Data to use>
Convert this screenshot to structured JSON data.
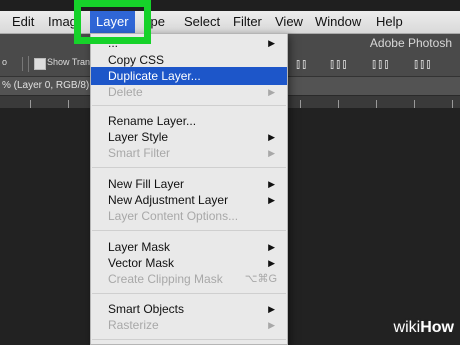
{
  "menubar": {
    "items": [
      {
        "label": "Edit"
      },
      {
        "label": "Imag"
      },
      {
        "label": "Layer"
      },
      {
        "label": "ype"
      },
      {
        "label": "Select"
      },
      {
        "label": "Filter"
      },
      {
        "label": "View"
      },
      {
        "label": "Window"
      },
      {
        "label": "Help"
      }
    ]
  },
  "options_bar": {
    "doc_app": "Adobe Photosh",
    "show_transform": "Show Transf",
    "left_fragment": "o"
  },
  "tab": {
    "label": "% (Layer 0, RGB/8) *"
  },
  "layer_menu": {
    "items": [
      {
        "label": "...",
        "submenu": true
      },
      {
        "label": "Copy CSS"
      },
      {
        "label": "Duplicate Layer...",
        "highlight": true
      },
      {
        "label": "Delete",
        "disabled": true,
        "submenu": true
      },
      {
        "label": "Rename Layer..."
      },
      {
        "label": "Layer Style",
        "submenu": true
      },
      {
        "label": "Smart Filter",
        "disabled": true,
        "submenu": true
      },
      {
        "label": "New Fill Layer",
        "submenu": true
      },
      {
        "label": "New Adjustment Layer",
        "submenu": true
      },
      {
        "label": "Layer Content Options...",
        "disabled": true
      },
      {
        "label": "Layer Mask",
        "submenu": true
      },
      {
        "label": "Vector Mask",
        "submenu": true
      },
      {
        "label": "Create Clipping Mask",
        "disabled": true,
        "shortcut": "⌥⌘G"
      },
      {
        "label": "Smart Objects",
        "submenu": true
      },
      {
        "label": "Rasterize",
        "disabled": true,
        "submenu": true
      }
    ]
  },
  "watermark": {
    "brand_a": "wiki",
    "brand_b": "How"
  },
  "colors": {
    "highlight": "#1d56c9",
    "annotation": "#16d22a",
    "menubar_active": "#2f66d6"
  },
  "icons": {
    "submenu": "triangle-right",
    "align": "align-icon"
  }
}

Short problem>
Copy out the lines that hold "Smart".

Solution to the exercise>
        "label": "Smart Filter",
        "label": "Smart Objects",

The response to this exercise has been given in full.